--- Start of DATA TO USE ---
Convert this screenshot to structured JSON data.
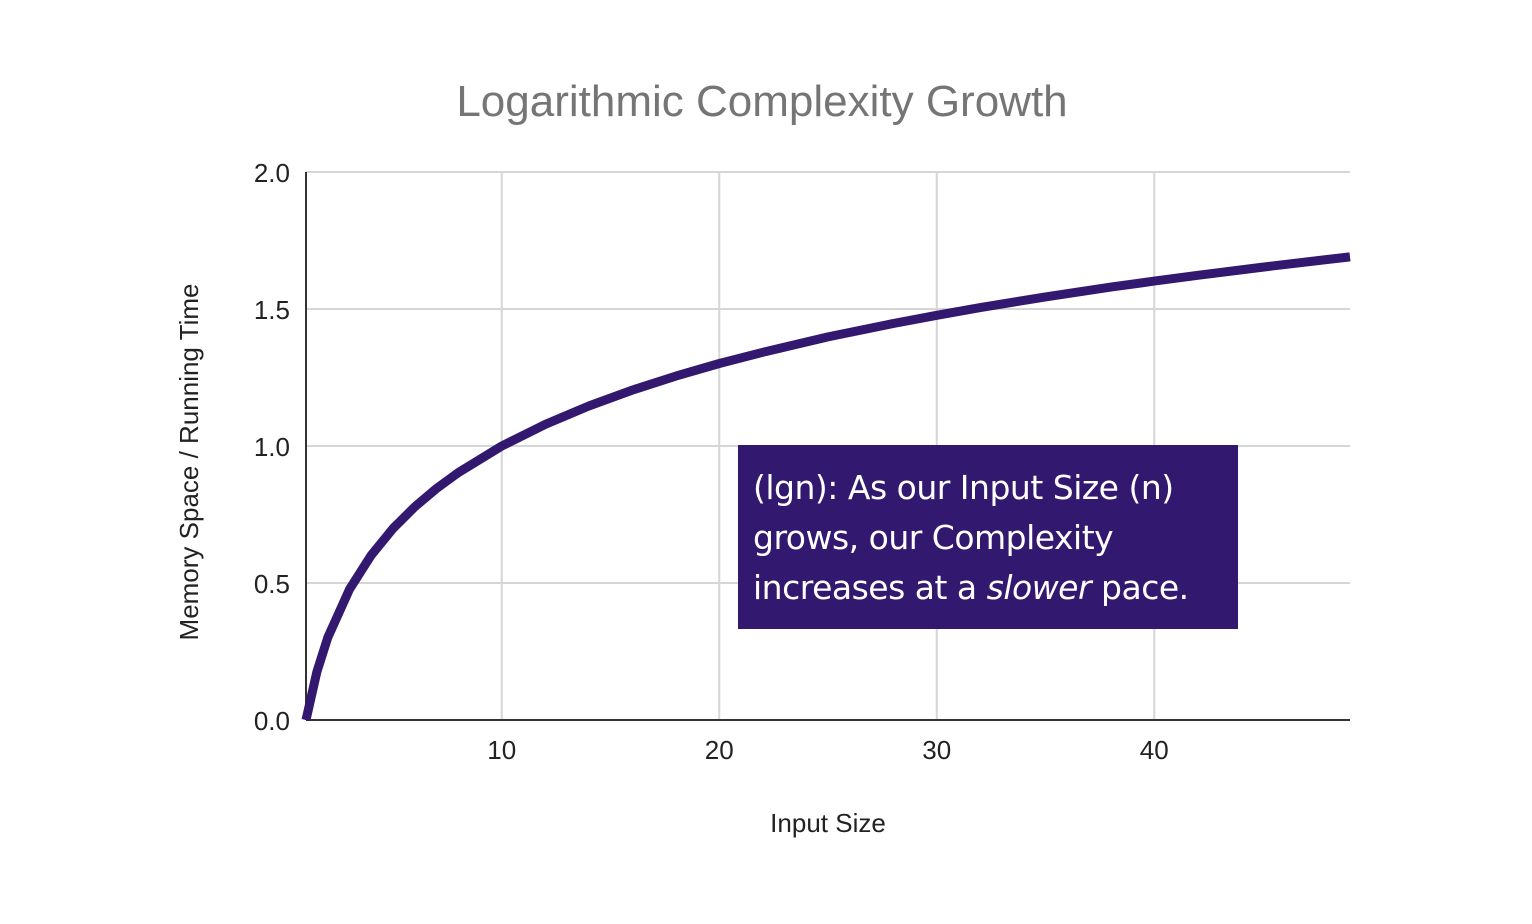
{
  "chart_data": {
    "type": "line",
    "title": "Logarithmic Complexity Growth",
    "xlabel": "Input Size",
    "ylabel": "Memory Space / Running Time",
    "xlim": [
      1,
      49
    ],
    "ylim": [
      0,
      2
    ],
    "x_ticks": [
      10,
      20,
      30,
      40
    ],
    "x_tick_labels": [
      "10",
      "20",
      "30",
      "40"
    ],
    "y_ticks": [
      0,
      0.5,
      1,
      1.5,
      2
    ],
    "y_tick_labels": [
      "0.0",
      "0.5",
      "1.0",
      "1.5",
      "2.0"
    ],
    "grid": true,
    "series": [
      {
        "color": "#33186f",
        "x": [
          1,
          1.5,
          2,
          3,
          4,
          5,
          6,
          7,
          8,
          10,
          12,
          14,
          16,
          18,
          20,
          22,
          25,
          28,
          30,
          32,
          35,
          38,
          40,
          42,
          45,
          48,
          49
        ],
        "y": [
          0,
          0.176,
          0.301,
          0.477,
          0.602,
          0.699,
          0.778,
          0.845,
          0.903,
          1.0,
          1.079,
          1.146,
          1.204,
          1.255,
          1.301,
          1.342,
          1.398,
          1.447,
          1.477,
          1.505,
          1.544,
          1.58,
          1.602,
          1.623,
          1.653,
          1.681,
          1.69
        ]
      }
    ]
  },
  "annotation": {
    "line1": "(lgn):  As our Input Size (n)",
    "line2": "grows, our Complexity",
    "line3_pre": "increases at a ",
    "line3_em": "slower",
    "line3_post": " pace.",
    "background": "#33186f"
  }
}
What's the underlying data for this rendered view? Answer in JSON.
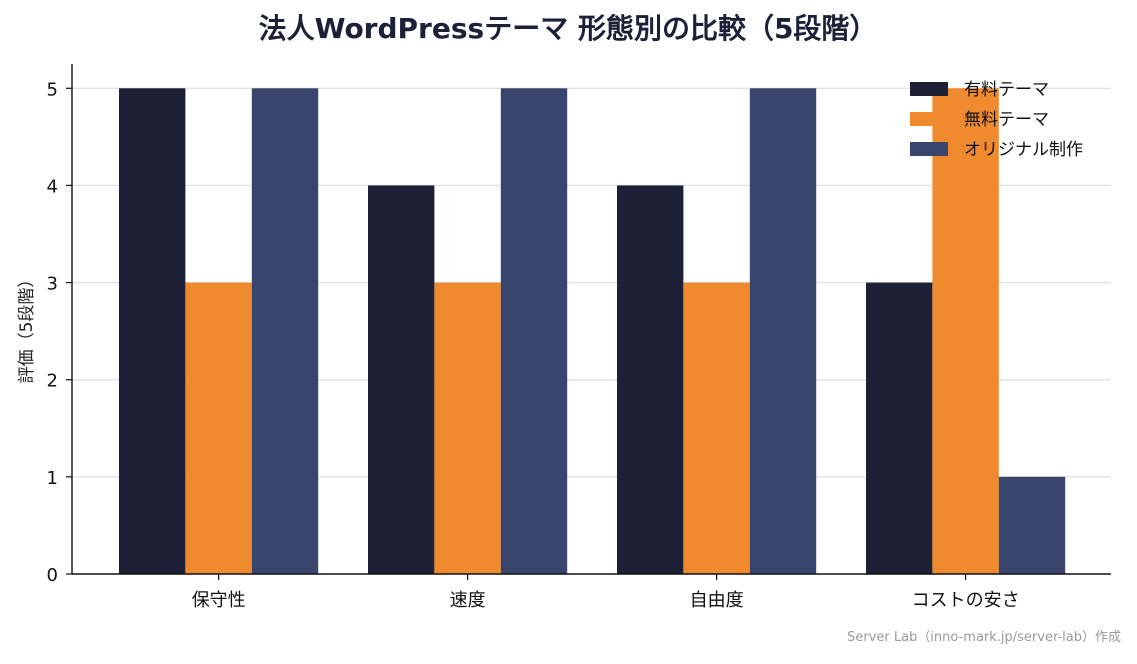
{
  "chart_data": {
    "type": "bar",
    "title": "法人WordPressテーマ 形態別の比較（5段階）",
    "xlabel": "",
    "ylabel": "評価（5段階）",
    "ylim": [
      0,
      5.25
    ],
    "yticks": [
      0,
      1,
      2,
      3,
      4,
      5
    ],
    "grid": "horizontal",
    "legend_position": "top-right",
    "categories": [
      "保守性",
      "速度",
      "自由度",
      "コストの安さ"
    ],
    "series": [
      {
        "name": "有料テーマ",
        "color": "#1c2138",
        "values": [
          5,
          4,
          4,
          3
        ]
      },
      {
        "name": "無料テーマ",
        "color": "#ef8a2f",
        "values": [
          3,
          3,
          3,
          5
        ]
      },
      {
        "name": "オリジナル制作",
        "color": "#3a456e",
        "values": [
          5,
          5,
          5,
          1
        ]
      }
    ]
  },
  "footer": {
    "source": "Server Lab（inno-mark.jp/server-lab）作成"
  }
}
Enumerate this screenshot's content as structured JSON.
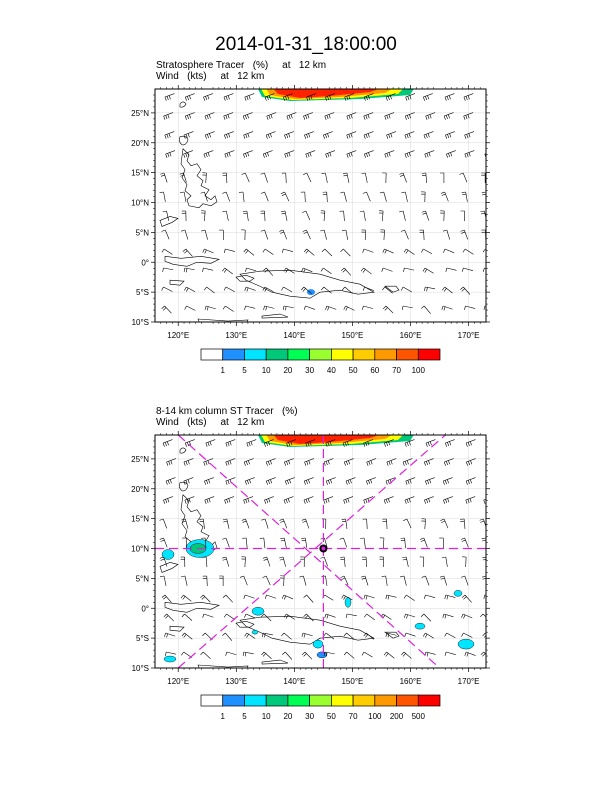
{
  "title": "2014-01-31_18:00:00",
  "panels": [
    {
      "line1": "Stratosphere Tracer   (%)     at   12 km",
      "line2": "Wind   (kts)     at   12 km",
      "legend_labels": [
        "1",
        "5",
        "10",
        "20",
        "30",
        "40",
        "50",
        "60",
        "70",
        "100"
      ]
    },
    {
      "line1": "8-14 km column ST Tracer   (%)",
      "line2": "Wind   (kts)     at   12 km",
      "legend_labels": [
        "1",
        "5",
        "10",
        "20",
        "30",
        "50",
        "70",
        "100",
        "200",
        "500"
      ]
    }
  ],
  "lat_labels": [
    "25°N",
    "20°N",
    "15°N",
    "10°N",
    "5°N",
    "0°",
    "5°S",
    "10°S"
  ],
  "lon_labels": [
    "120°E",
    "130°E",
    "140°E",
    "150°E",
    "160°E",
    "170°E"
  ],
  "chart_data": [
    {
      "type": "heatmap",
      "variable": "Stratosphere Tracer",
      "units": "%",
      "level": "12 km",
      "lon_range": [
        116,
        173
      ],
      "lat_range": [
        -10,
        29
      ],
      "colorbar_levels": [
        1,
        5,
        10,
        20,
        30,
        40,
        50,
        60,
        70,
        100
      ],
      "colors": [
        "#ffffff",
        "#1e90ff",
        "#00e5ff",
        "#00c87a",
        "#00ff55",
        "#9aff2e",
        "#ffff00",
        "#ffcc00",
        "#ff9900",
        "#ff5500",
        "#ff0000"
      ]
    },
    {
      "type": "heatmap",
      "variable": "8-14 km column ST Tracer",
      "units": "%",
      "level": "8-14 km",
      "lon_range": [
        116,
        173
      ],
      "lat_range": [
        -10,
        29
      ],
      "colorbar_levels": [
        1,
        5,
        10,
        20,
        30,
        50,
        70,
        100,
        200,
        500
      ],
      "colors": [
        "#ffffff",
        "#1e90ff",
        "#00e5ff",
        "#00c87a",
        "#00ff55",
        "#9aff2e",
        "#ffff00",
        "#ffcc00",
        "#ff9900",
        "#ff5500",
        "#ff0000"
      ],
      "marker": {
        "lon": 145,
        "lat": 10
      }
    }
  ]
}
--- End of DATA TO USE ---
### AIM OF THE EXERCISE
Quote everything in the listing above exactly; pictures are the only thing to omit.

### TASK RESULT
Convert this screenshot to structured JSON data.
{
  "chart_data": {
    "type": "line",
    "title": "Logarithmic Complexity Growth",
    "xlabel": "Input Size",
    "ylabel": "Memory Space / Running Time",
    "xlim": [
      1,
      49
    ],
    "ylim": [
      0,
      2
    ],
    "x_ticks": [
      10,
      20,
      30,
      40
    ],
    "x_tick_labels": [
      "10",
      "20",
      "30",
      "40"
    ],
    "y_ticks": [
      0,
      0.5,
      1,
      1.5,
      2
    ],
    "y_tick_labels": [
      "0.0",
      "0.5",
      "1.0",
      "1.5",
      "2.0"
    ],
    "grid": true,
    "series": [
      {
        "color": "#33186f",
        "x": [
          1,
          1.5,
          2,
          3,
          4,
          5,
          6,
          7,
          8,
          10,
          12,
          14,
          16,
          18,
          20,
          22,
          25,
          28,
          30,
          32,
          35,
          38,
          40,
          42,
          45,
          48,
          49
        ],
        "y": [
          0,
          0.176,
          0.301,
          0.477,
          0.602,
          0.699,
          0.778,
          0.845,
          0.903,
          1.0,
          1.079,
          1.146,
          1.204,
          1.255,
          1.301,
          1.342,
          1.398,
          1.447,
          1.477,
          1.505,
          1.544,
          1.58,
          1.602,
          1.623,
          1.653,
          1.681,
          1.69
        ]
      }
    ]
  },
  "annotation": {
    "line1": "(lgn):  As our Input Size (n)",
    "line2": "grows, our Complexity",
    "line3_pre": "increases at a ",
    "line3_em": "slower",
    "line3_post": " pace.",
    "background": "#33186f"
  }
}
What's the underlying data for this rendered view? Answer in JSON.
{
  "chart_data": {
    "type": "bar",
    "title": "法人WordPressテーマ 形態別の比較（5段階）",
    "xlabel": "",
    "ylabel": "評価（5段階）",
    "ylim": [
      0,
      5.25
    ],
    "yticks": [
      0,
      1,
      2,
      3,
      4,
      5
    ],
    "grid": "horizontal",
    "legend_position": "top-right",
    "categories": [
      "保守性",
      "速度",
      "自由度",
      "コストの安さ"
    ],
    "series": [
      {
        "name": "有料テーマ",
        "color": "#1c2138",
        "values": [
          5,
          4,
          4,
          3
        ]
      },
      {
        "name": "無料テーマ",
        "color": "#ef8a2f",
        "values": [
          3,
          3,
          3,
          5
        ]
      },
      {
        "name": "オリジナル制作",
        "color": "#3a456e",
        "values": [
          5,
          5,
          5,
          1
        ]
      }
    ]
  },
  "footer": {
    "source": "Server Lab（inno-mark.jp/server-lab）作成"
  }
}
Enumerate this screenshot's content as structured JSON.
{
  "title": "2014-01-31_18:00:00",
  "panels": [
    {
      "line1": "Stratosphere Tracer   (%)     at   12 km",
      "line2": "Wind   (kts)     at   12 km",
      "legend_labels": [
        "1",
        "5",
        "10",
        "20",
        "30",
        "40",
        "50",
        "60",
        "70",
        "100"
      ]
    },
    {
      "line1": "8-14 km column ST Tracer   (%)",
      "line2": "Wind   (kts)     at   12 km",
      "legend_labels": [
        "1",
        "5",
        "10",
        "20",
        "30",
        "50",
        "70",
        "100",
        "200",
        "500"
      ]
    }
  ],
  "lat_labels": [
    "25°N",
    "20°N",
    "15°N",
    "10°N",
    "5°N",
    "0°",
    "5°S",
    "10°S"
  ],
  "lon_labels": [
    "120°E",
    "130°E",
    "140°E",
    "150°E",
    "160°E",
    "170°E"
  ],
  "chart_data": [
    {
      "type": "heatmap",
      "variable": "Stratosphere Tracer",
      "units": "%",
      "level": "12 km",
      "lon_range": [
        116,
        173
      ],
      "lat_range": [
        -10,
        29
      ],
      "colorbar_levels": [
        1,
        5,
        10,
        20,
        30,
        40,
        50,
        60,
        70,
        100
      ],
      "colors": [
        "#ffffff",
        "#1e90ff",
        "#00e5ff",
        "#00c87a",
        "#00ff55",
        "#9aff2e",
        "#ffff00",
        "#ffcc00",
        "#ff9900",
        "#ff5500",
        "#ff0000"
      ]
    },
    {
      "type": "heatmap",
      "variable": "8-14 km column ST Tracer",
      "units": "%",
      "level": "8-14 km",
      "lon_range": [
        116,
        173
      ],
      "lat_range": [
        -10,
        29
      ],
      "colorbar_levels": [
        1,
        5,
        10,
        20,
        30,
        50,
        70,
        100,
        200,
        500
      ],
      "colors": [
        "#ffffff",
        "#1e90ff",
        "#00e5ff",
        "#00c87a",
        "#00ff55",
        "#9aff2e",
        "#ffff00",
        "#ffcc00",
        "#ff9900",
        "#ff5500",
        "#ff0000"
      ],
      "marker": {
        "lon": 145,
        "lat": 10
      }
    }
  ]
}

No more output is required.